> Given task: Each record must be reproduced exactly as it is shown.
Start of Extracted information
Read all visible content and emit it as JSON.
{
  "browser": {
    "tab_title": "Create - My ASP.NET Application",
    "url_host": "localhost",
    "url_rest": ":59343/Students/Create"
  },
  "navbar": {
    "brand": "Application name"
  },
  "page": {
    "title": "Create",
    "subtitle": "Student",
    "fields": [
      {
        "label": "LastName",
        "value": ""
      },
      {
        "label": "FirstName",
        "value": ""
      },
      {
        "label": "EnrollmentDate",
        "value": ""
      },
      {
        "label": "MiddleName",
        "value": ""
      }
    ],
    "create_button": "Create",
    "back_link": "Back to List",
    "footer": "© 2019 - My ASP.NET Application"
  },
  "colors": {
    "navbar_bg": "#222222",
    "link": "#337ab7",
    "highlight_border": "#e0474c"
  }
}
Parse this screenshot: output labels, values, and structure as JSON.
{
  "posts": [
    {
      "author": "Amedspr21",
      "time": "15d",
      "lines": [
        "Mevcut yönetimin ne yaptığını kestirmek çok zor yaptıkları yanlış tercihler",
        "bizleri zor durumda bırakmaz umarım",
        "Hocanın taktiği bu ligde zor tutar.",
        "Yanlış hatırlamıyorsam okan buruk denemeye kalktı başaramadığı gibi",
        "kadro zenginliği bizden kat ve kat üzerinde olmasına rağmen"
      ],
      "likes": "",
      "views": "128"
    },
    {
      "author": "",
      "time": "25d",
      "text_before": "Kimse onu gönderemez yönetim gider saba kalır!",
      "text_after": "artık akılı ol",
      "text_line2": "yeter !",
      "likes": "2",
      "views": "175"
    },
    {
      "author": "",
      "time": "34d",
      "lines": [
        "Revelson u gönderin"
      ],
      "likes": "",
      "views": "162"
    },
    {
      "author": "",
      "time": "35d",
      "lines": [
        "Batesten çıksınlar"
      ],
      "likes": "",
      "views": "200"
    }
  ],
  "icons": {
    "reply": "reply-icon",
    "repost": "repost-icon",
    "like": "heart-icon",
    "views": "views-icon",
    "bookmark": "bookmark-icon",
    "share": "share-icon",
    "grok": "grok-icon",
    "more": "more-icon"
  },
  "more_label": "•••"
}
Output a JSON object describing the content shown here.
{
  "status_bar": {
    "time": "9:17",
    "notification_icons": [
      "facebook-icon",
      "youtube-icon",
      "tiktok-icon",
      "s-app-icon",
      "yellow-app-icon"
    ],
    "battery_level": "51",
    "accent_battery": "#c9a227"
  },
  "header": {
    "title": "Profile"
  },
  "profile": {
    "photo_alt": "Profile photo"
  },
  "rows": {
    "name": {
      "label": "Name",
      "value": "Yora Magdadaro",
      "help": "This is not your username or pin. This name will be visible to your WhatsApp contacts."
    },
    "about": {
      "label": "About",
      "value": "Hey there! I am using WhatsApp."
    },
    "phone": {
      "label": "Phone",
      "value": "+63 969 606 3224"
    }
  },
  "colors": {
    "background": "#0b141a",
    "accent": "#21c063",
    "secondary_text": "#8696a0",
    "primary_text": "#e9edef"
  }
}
End of Extracted information
> Full solution:
Read all visible content and emit it as JSON.
{
  "browser": {
    "tab_title": "Create - My ASP.NET Application",
    "url_host": "localhost",
    "url_rest": ":59343/Students/Create"
  },
  "navbar": {
    "brand": "Application name"
  },
  "page": {
    "title": "Create",
    "subtitle": "Student",
    "fields": [
      {
        "label": "LastName",
        "value": ""
      },
      {
        "label": "FirstName",
        "value": ""
      },
      {
        "label": "EnrollmentDate",
        "value": ""
      },
      {
        "label": "MiddleName",
        "value": ""
      }
    ],
    "create_button": "Create",
    "back_link": "Back to List",
    "footer": "© 2019 - My ASP.NET Application"
  },
  "colors": {
    "navbar_bg": "#222222",
    "link": "#337ab7",
    "highlight_border": "#e0474c"
  }
}
Parse this screenshot: output labels, values, and structure as JSON.
{
  "posts": [
    {
      "author": "Amedspr21",
      "time": "15d",
      "lines": [
        "Mevcut yönetimin ne yaptığını kestirmek çok zor yaptıkları yanlış tercihler",
        "bizleri zor durumda bırakmaz umarım",
        "Hocanın taktiği bu ligde zor tutar.",
        "Yanlış hatırlamıyorsam okan buruk denemeye kalktı başaramadığı gibi",
        "kadro zenginliği bizden kat ve kat üzerinde olmasına rağmen"
      ],
      "likes": "",
      "views": "128"
    },
    {
      "author": "",
      "time": "25d",
      "text_before": "Kimse onu gönderemez yönetim gider saba kalır!",
      "text_after": "artık akılı ol",
      "text_line2": "yeter !",
      "likes": "2",
      "views": "175"
    },
    {
      "author": "",
      "time": "34d",
      "lines": [
        "Revelson u gönderin"
      ],
      "likes": "",
      "views": "162"
    },
    {
      "author": "",
      "time": "35d",
      "lines": [
        "Batesten çıksınlar"
      ],
      "likes": "",
      "views": "200"
    }
  ],
  "icons": {
    "reply": "reply-icon",
    "repost": "repost-icon",
    "like": "heart-icon",
    "views": "views-icon",
    "bookmark": "bookmark-icon",
    "share": "share-icon",
    "grok": "grok-icon",
    "more": "more-icon"
  },
  "more_label": "•••"
}
Output a JSON object describing the content shown here.
{
  "status_bar": {
    "time": "9:17",
    "notification_icons": [
      "facebook-icon",
      "youtube-icon",
      "tiktok-icon",
      "s-app-icon",
      "yellow-app-icon"
    ],
    "battery_level": "51",
    "accent_battery": "#c9a227"
  },
  "header": {
    "title": "Profile"
  },
  "profile": {
    "photo_alt": "Profile photo"
  },
  "rows": {
    "name": {
      "label": "Name",
      "value": "Yora Magdadaro",
      "help": "This is not your username or pin. This name will be visible to your WhatsApp contacts."
    },
    "about": {
      "label": "About",
      "value": "Hey there! I am using WhatsApp."
    },
    "phone": {
      "label": "Phone",
      "value": "+63 969 606 3224"
    }
  },
  "colors": {
    "background": "#0b141a",
    "accent": "#21c063",
    "secondary_text": "#8696a0",
    "primary_text": "#e9edef"
  }
}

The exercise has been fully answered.